_INPUT ROWS:_
= = = =

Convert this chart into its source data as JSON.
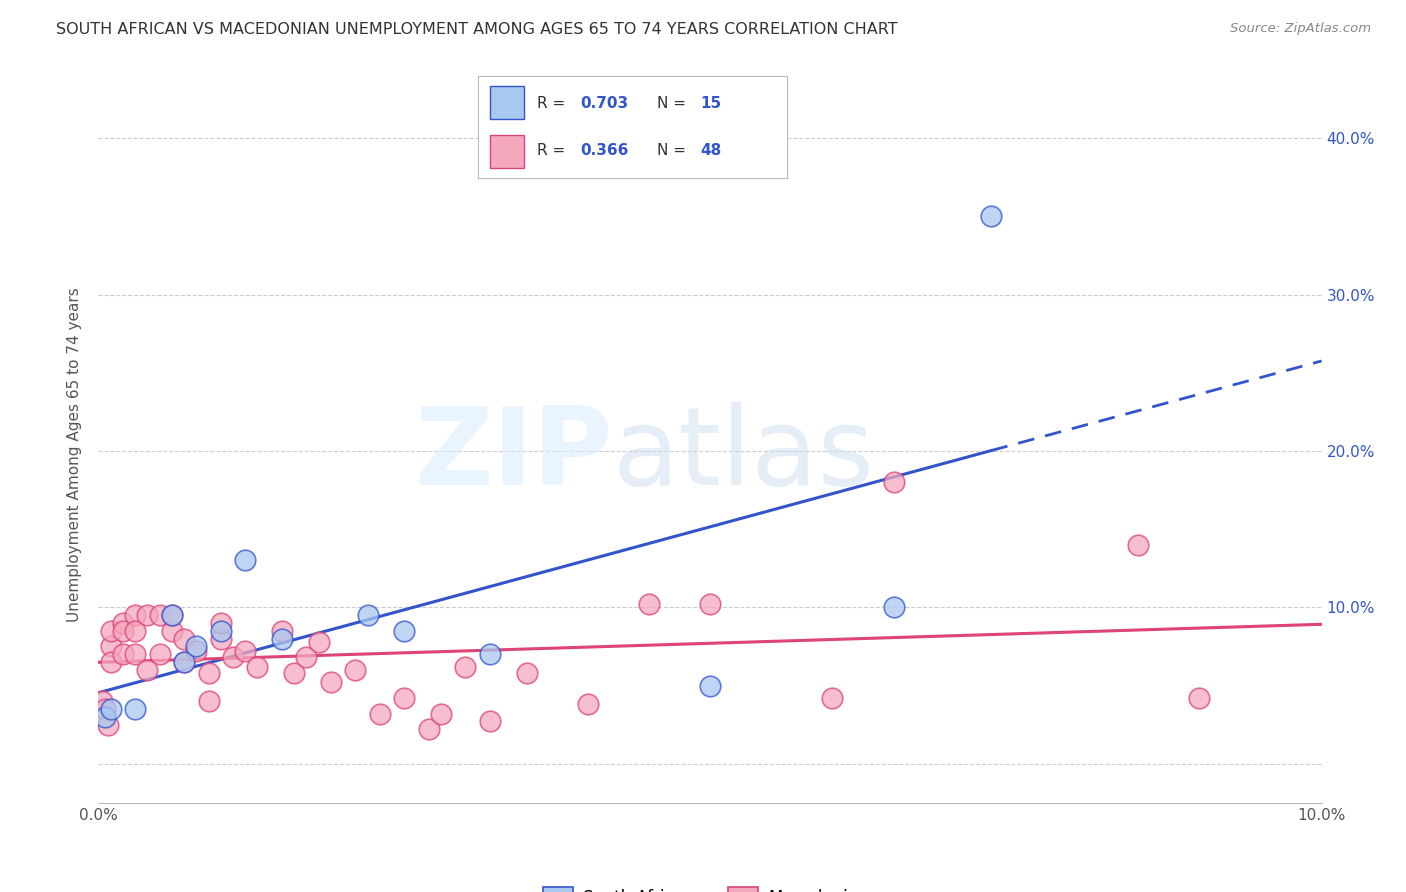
{
  "title": "SOUTH AFRICAN VS MACEDONIAN UNEMPLOYMENT AMONG AGES 65 TO 74 YEARS CORRELATION CHART",
  "source": "Source: ZipAtlas.com",
  "ylabel": "Unemployment Among Ages 65 to 74 years",
  "xlim": [
    0.0,
    0.1
  ],
  "ylim": [
    -0.025,
    0.42
  ],
  "sa_color": "#A8C8F0",
  "mac_color": "#F4A8BE",
  "sa_line_color": "#3355CC",
  "mac_line_color": "#DD4477",
  "sa_points_x": [
    0.0005,
    0.001,
    0.003,
    0.006,
    0.007,
    0.008,
    0.01,
    0.012,
    0.015,
    0.022,
    0.025,
    0.032,
    0.05,
    0.065,
    0.073
  ],
  "sa_points_y": [
    0.03,
    0.035,
    0.035,
    0.095,
    0.065,
    0.075,
    0.085,
    0.13,
    0.08,
    0.095,
    0.085,
    0.07,
    0.05,
    0.1,
    0.35
  ],
  "mac_points_x": [
    0.0003,
    0.0005,
    0.0008,
    0.001,
    0.001,
    0.001,
    0.002,
    0.002,
    0.002,
    0.003,
    0.003,
    0.003,
    0.004,
    0.004,
    0.005,
    0.005,
    0.006,
    0.006,
    0.007,
    0.007,
    0.008,
    0.009,
    0.009,
    0.01,
    0.01,
    0.011,
    0.012,
    0.013,
    0.015,
    0.016,
    0.017,
    0.018,
    0.019,
    0.021,
    0.023,
    0.025,
    0.027,
    0.028,
    0.03,
    0.032,
    0.035,
    0.04,
    0.045,
    0.05,
    0.06,
    0.065,
    0.085,
    0.09
  ],
  "mac_points_y": [
    0.04,
    0.035,
    0.025,
    0.075,
    0.085,
    0.065,
    0.09,
    0.085,
    0.07,
    0.095,
    0.085,
    0.07,
    0.095,
    0.06,
    0.095,
    0.07,
    0.085,
    0.095,
    0.065,
    0.08,
    0.072,
    0.058,
    0.04,
    0.08,
    0.09,
    0.068,
    0.072,
    0.062,
    0.085,
    0.058,
    0.068,
    0.078,
    0.052,
    0.06,
    0.032,
    0.042,
    0.022,
    0.032,
    0.062,
    0.027,
    0.058,
    0.038,
    0.102,
    0.102,
    0.042,
    0.18,
    0.14,
    0.042
  ],
  "background_color": "#FFFFFF",
  "grid_color": "#CCCCCC",
  "sa_line_start_x": -0.002,
  "sa_line_end_x": 0.1,
  "sa_line_solid_end": 0.073,
  "mac_line_start_x": 0.0,
  "mac_line_end_x": 0.1
}
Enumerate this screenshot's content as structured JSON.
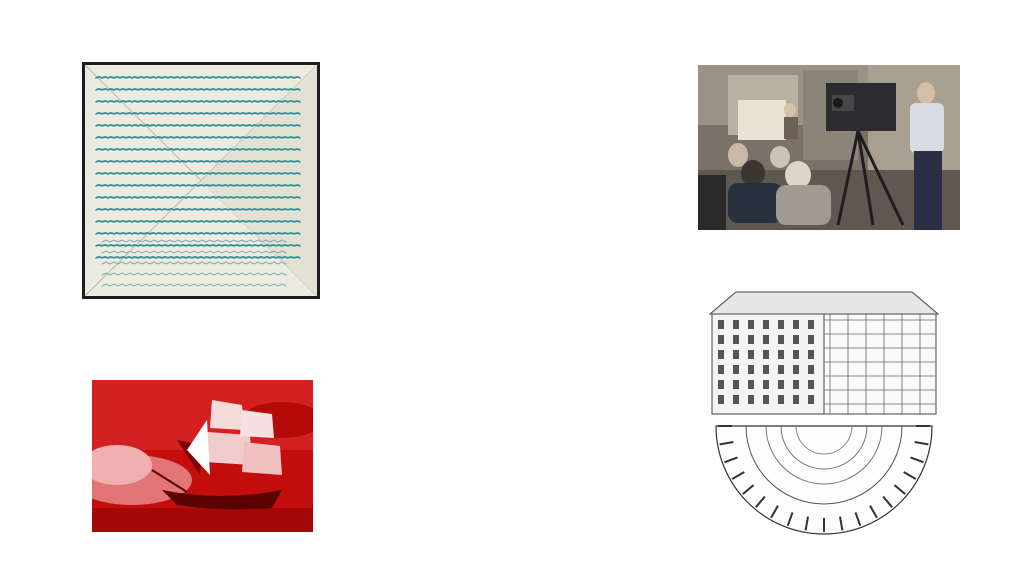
{
  "slide": {
    "background": "#ffffff",
    "images": [
      {
        "id": "letter",
        "icon": "handwritten-letter-envelope-image",
        "ink_color": "#2e8f95",
        "paper_color": "#ecebe0"
      },
      {
        "id": "studio",
        "icon": "tv-studio-camera-photo"
      },
      {
        "id": "ship",
        "icon": "red-tinted-sailing-ship-photo",
        "tint": "#c40d0d"
      },
      {
        "id": "panopticon",
        "icon": "panopticon-architectural-drawing"
      }
    ]
  }
}
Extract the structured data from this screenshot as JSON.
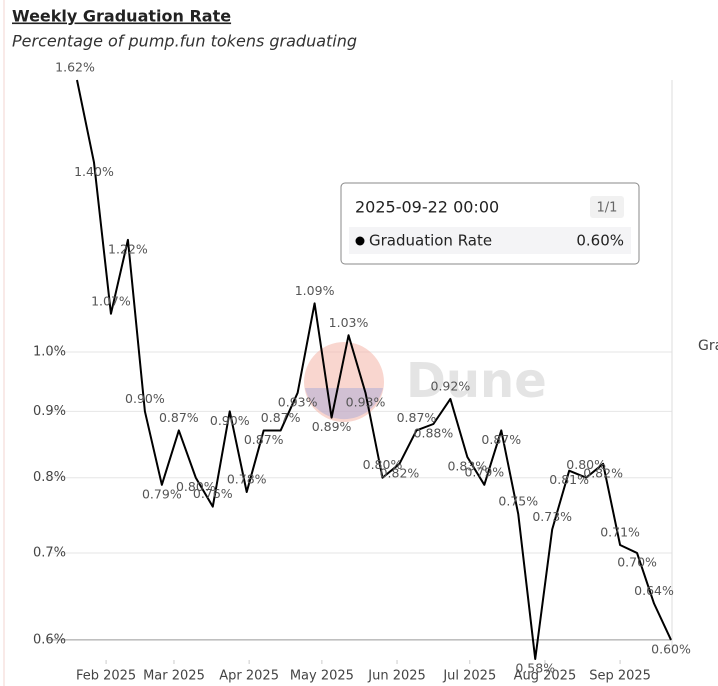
{
  "chart_data": {
    "type": "line",
    "title": "Weekly Graduation Rate",
    "subtitle": "Percentage of pump.fun tokens graduating",
    "watermark": "Dune",
    "x": [
      "2025-01-20",
      "2025-01-27",
      "2025-02-03",
      "2025-02-10",
      "2025-02-17",
      "2025-02-24",
      "2025-03-03",
      "2025-03-10",
      "2025-03-17",
      "2025-03-24",
      "2025-03-31",
      "2025-04-07",
      "2025-04-14",
      "2025-04-21",
      "2025-04-28",
      "2025-05-05",
      "2025-05-12",
      "2025-05-19",
      "2025-05-26",
      "2025-06-02",
      "2025-06-09",
      "2025-06-16",
      "2025-06-23",
      "2025-06-30",
      "2025-07-07",
      "2025-07-14",
      "2025-07-21",
      "2025-07-28",
      "2025-08-04",
      "2025-08-11",
      "2025-08-18",
      "2025-08-25",
      "2025-09-01",
      "2025-09-08",
      "2025-09-15",
      "2025-09-22"
    ],
    "series": [
      {
        "name": "Graduation Rate",
        "color": "#000000",
        "values": [
          1.62,
          1.4,
          1.07,
          1.22,
          0.9,
          0.79,
          0.87,
          0.8,
          0.76,
          0.9,
          0.78,
          0.87,
          0.87,
          0.93,
          1.09,
          0.89,
          1.03,
          0.93,
          0.8,
          0.82,
          0.87,
          0.88,
          0.92,
          0.83,
          0.79,
          0.87,
          0.75,
          0.58,
          0.73,
          0.81,
          0.8,
          0.82,
          0.71,
          0.7,
          0.64,
          0.6
        ],
        "value_labels": [
          "1.62%",
          "1.40%",
          "1.07%",
          "1.22%",
          "0.90%",
          "0.79%",
          "0.87%",
          "0.80%",
          "0.76%",
          "0.90%",
          "0.78%",
          "0.87%",
          "0.87%",
          "0.93%",
          "1.09%",
          "0.89%",
          "1.03%",
          "0.93%",
          "0.80%",
          "0.82%",
          "0.87%",
          "0.88%",
          "0.92%",
          "0.83%",
          "0.79%",
          "0.87%",
          "0.75%",
          "0.58%",
          "0.73%",
          "0.81%",
          "0.80%",
          "0.82%",
          "0.71%",
          "0.70%",
          "0.64%",
          "0.60%"
        ]
      }
    ],
    "log_scale": true,
    "grid": true,
    "ylim": [
      0.58,
      1.62
    ],
    "yticks": [
      {
        "value": 0.6,
        "label": "0.6%"
      },
      {
        "value": 0.7,
        "label": "0.7%"
      },
      {
        "value": 0.8,
        "label": "0.8%"
      },
      {
        "value": 0.9,
        "label": "0.9%"
      },
      {
        "value": 1.0,
        "label": "1.0%"
      }
    ],
    "xlim": [
      "2025-01-20",
      "2025-09-22"
    ],
    "xticks": [
      {
        "value": "2025-02-01",
        "label": "Feb 2025"
      },
      {
        "value": "2025-03-01",
        "label": "Mar 2025"
      },
      {
        "value": "2025-04-01",
        "label": "Apr 2025"
      },
      {
        "value": "2025-05-01",
        "label": "May 2025"
      },
      {
        "value": "2025-06-01",
        "label": "Jun 2025"
      },
      {
        "value": "2025-07-01",
        "label": "Jul 2025"
      },
      {
        "value": "2025-08-01",
        "label": "Aug 2025"
      },
      {
        "value": "2025-09-01",
        "label": "Sep 2025"
      }
    ],
    "tooltip": {
      "date": "2025-09-22 00:00",
      "page": "1/1",
      "label": "Graduation Rate",
      "value": "0.60%"
    }
  }
}
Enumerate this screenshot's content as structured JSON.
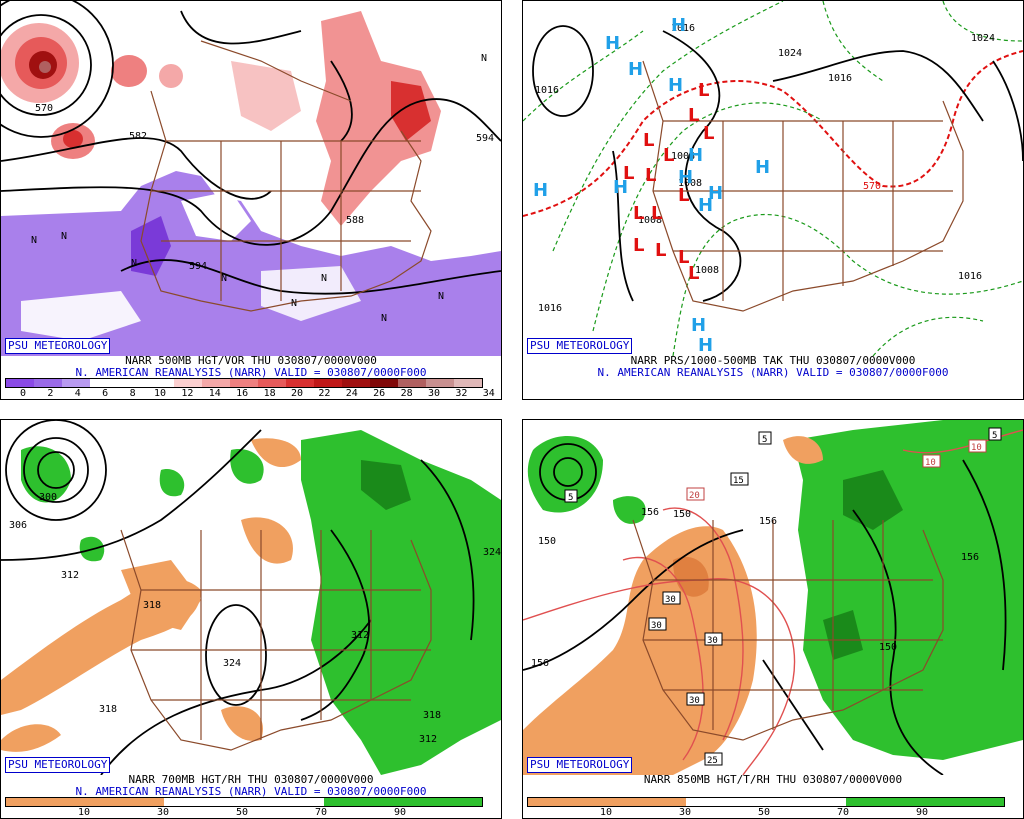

= = = =

_WORK INSTRUCTIONS:_ Extract the entries in full, exactly as they are, minus the pictures.

_PROBLEM SOLUTION:_
Convert this chart into its source data as JSON.
{
  "title": "SOUTH AFRICAN VS MACEDONIAN UNEMPLOYMENT AMONG AGES 65 TO 74 YEARS CORRELATION CHART",
  "source": "Source: ZipAtlas.com",
  "ylabel": "Unemployment Among Ages 65 to 74 years",
  "xlim": [
    0.0,
    0.1
  ],
  "ylim": [
    -0.025,
    0.42
  ],
  "sa_color": "#A8C8F0",
  "mac_color": "#F4A8BE",
  "sa_line_color": "#3355CC",
  "mac_line_color": "#DD4477",
  "sa_points_x": [
    0.0005,
    0.001,
    0.003,
    0.006,
    0.007,
    0.008,
    0.01,
    0.012,
    0.015,
    0.022,
    0.025,
    0.032,
    0.05,
    0.065,
    0.073
  ],
  "sa_points_y": [
    0.03,
    0.035,
    0.035,
    0.095,
    0.065,
    0.075,
    0.085,
    0.13,
    0.08,
    0.095,
    0.085,
    0.07,
    0.05,
    0.1,
    0.35
  ],
  "mac_points_x": [
    0.0003,
    0.0005,
    0.0008,
    0.001,
    0.001,
    0.001,
    0.002,
    0.002,
    0.002,
    0.003,
    0.003,
    0.003,
    0.004,
    0.004,
    0.005,
    0.005,
    0.006,
    0.006,
    0.007,
    0.007,
    0.008,
    0.009,
    0.009,
    0.01,
    0.01,
    0.011,
    0.012,
    0.013,
    0.015,
    0.016,
    0.017,
    0.018,
    0.019,
    0.021,
    0.023,
    0.025,
    0.027,
    0.028,
    0.03,
    0.032,
    0.035,
    0.04,
    0.045,
    0.05,
    0.06,
    0.065,
    0.085,
    0.09
  ],
  "mac_points_y": [
    0.04,
    0.035,
    0.025,
    0.075,
    0.085,
    0.065,
    0.09,
    0.085,
    0.07,
    0.095,
    0.085,
    0.07,
    0.095,
    0.06,
    0.095,
    0.07,
    0.085,
    0.095,
    0.065,
    0.08,
    0.072,
    0.058,
    0.04,
    0.08,
    0.09,
    0.068,
    0.072,
    0.062,
    0.085,
    0.058,
    0.068,
    0.078,
    0.052,
    0.06,
    0.032,
    0.042,
    0.022,
    0.032,
    0.062,
    0.027,
    0.058,
    0.038,
    0.102,
    0.102,
    0.042,
    0.18,
    0.14,
    0.042
  ],
  "background_color": "#FFFFFF",
  "grid_color": "#CCCCCC",
  "sa_line_start_x": -0.002,
  "sa_line_end_x": 0.1,
  "sa_line_solid_end": 0.073,
  "mac_line_start_x": 0.0,
  "mac_line_end_x": 0.1
}
Enumerate this screenshot's content as structured JSON.
{
  "slide": {
    "background": "#ffffff",
    "images": [
      {
        "id": "letter",
        "icon": "handwritten-letter-envelope-image",
        "ink_color": "#2e8f95",
        "paper_color": "#ecebe0"
      },
      {
        "id": "studio",
        "icon": "tv-studio-camera-photo"
      },
      {
        "id": "ship",
        "icon": "red-tinted-sailing-ship-photo",
        "tint": "#c40d0d"
      },
      {
        "id": "panopticon",
        "icon": "panopticon-architectural-drawing"
      }
    ]
  }
}
Extract the structured data from this screenshot as JSON.
{
  "chart_data": {
    "type": "line",
    "title": "Weekly Graduation Rate",
    "subtitle": "Percentage of pump.fun tokens graduating",
    "watermark": "Dune",
    "x": [
      "2025-01-20",
      "2025-01-27",
      "2025-02-03",
      "2025-02-10",
      "2025-02-17",
      "2025-02-24",
      "2025-03-03",
      "2025-03-10",
      "2025-03-17",
      "2025-03-24",
      "2025-03-31",
      "2025-04-07",
      "2025-04-14",
      "2025-04-21",
      "2025-04-28",
      "2025-05-05",
      "2025-05-12",
      "2025-05-19",
      "2025-05-26",
      "2025-06-02",
      "2025-06-09",
      "2025-06-16",
      "2025-06-23",
      "2025-06-30",
      "2025-07-07",
      "2025-07-14",
      "2025-07-21",
      "2025-07-28",
      "2025-08-04",
      "2025-08-11",
      "2025-08-18",
      "2025-08-25",
      "2025-09-01",
      "2025-09-08",
      "2025-09-15",
      "2025-09-22"
    ],
    "series": [
      {
        "name": "Graduation Rate",
        "color": "#000000",
        "values": [
          1.62,
          1.4,
          1.07,
          1.22,
          0.9,
          0.79,
          0.87,
          0.8,
          0.76,
          0.9,
          0.78,
          0.87,
          0.87,
          0.93,
          1.09,
          0.89,
          1.03,
          0.93,
          0.8,
          0.82,
          0.87,
          0.88,
          0.92,
          0.83,
          0.79,
          0.87,
          0.75,
          0.58,
          0.73,
          0.81,
          0.8,
          0.82,
          0.71,
          0.7,
          0.64,
          0.6
        ],
        "value_labels": [
          "1.62%",
          "1.40%",
          "1.07%",
          "1.22%",
          "0.90%",
          "0.79%",
          "0.87%",
          "0.80%",
          "0.76%",
          "0.90%",
          "0.78%",
          "0.87%",
          "0.87%",
          "0.93%",
          "1.09%",
          "0.89%",
          "1.03%",
          "0.93%",
          "0.80%",
          "0.82%",
          "0.87%",
          "0.88%",
          "0.92%",
          "0.83%",
          "0.79%",
          "0.87%",
          "0.75%",
          "0.58%",
          "0.73%",
          "0.81%",
          "0.80%",
          "0.82%",
          "0.71%",
          "0.70%",
          "0.64%",
          "0.60%"
        ]
      }
    ],
    "log_scale": true,
    "grid": true,
    "ylim": [
      0.58,
      1.62
    ],
    "yticks": [
      {
        "value": 0.6,
        "label": "0.6%"
      },
      {
        "value": 0.7,
        "label": "0.7%"
      },
      {
        "value": 0.8,
        "label": "0.8%"
      },
      {
        "value": 0.9,
        "label": "0.9%"
      },
      {
        "value": 1.0,
        "label": "1.0%"
      }
    ],
    "xlim": [
      "2025-01-20",
      "2025-09-22"
    ],
    "xticks": [
      {
        "value": "2025-02-01",
        "label": "Feb 2025"
      },
      {
        "value": "2025-03-01",
        "label": "Mar 2025"
      },
      {
        "value": "2025-04-01",
        "label": "Apr 2025"
      },
      {
        "value": "2025-05-01",
        "label": "May 2025"
      },
      {
        "value": "2025-06-01",
        "label": "Jun 2025"
      },
      {
        "value": "2025-07-01",
        "label": "Jul 2025"
      },
      {
        "value": "2025-08-01",
        "label": "Aug 2025"
      },
      {
        "value": "2025-09-01",
        "label": "Sep 2025"
      }
    ],
    "tooltip": {
      "date": "2025-09-22 00:00",
      "page": "1/1",
      "label": "Graduation Rate",
      "value": "0.60%"
    }
  }
}
Enumerate this screenshot's content as structured JSON.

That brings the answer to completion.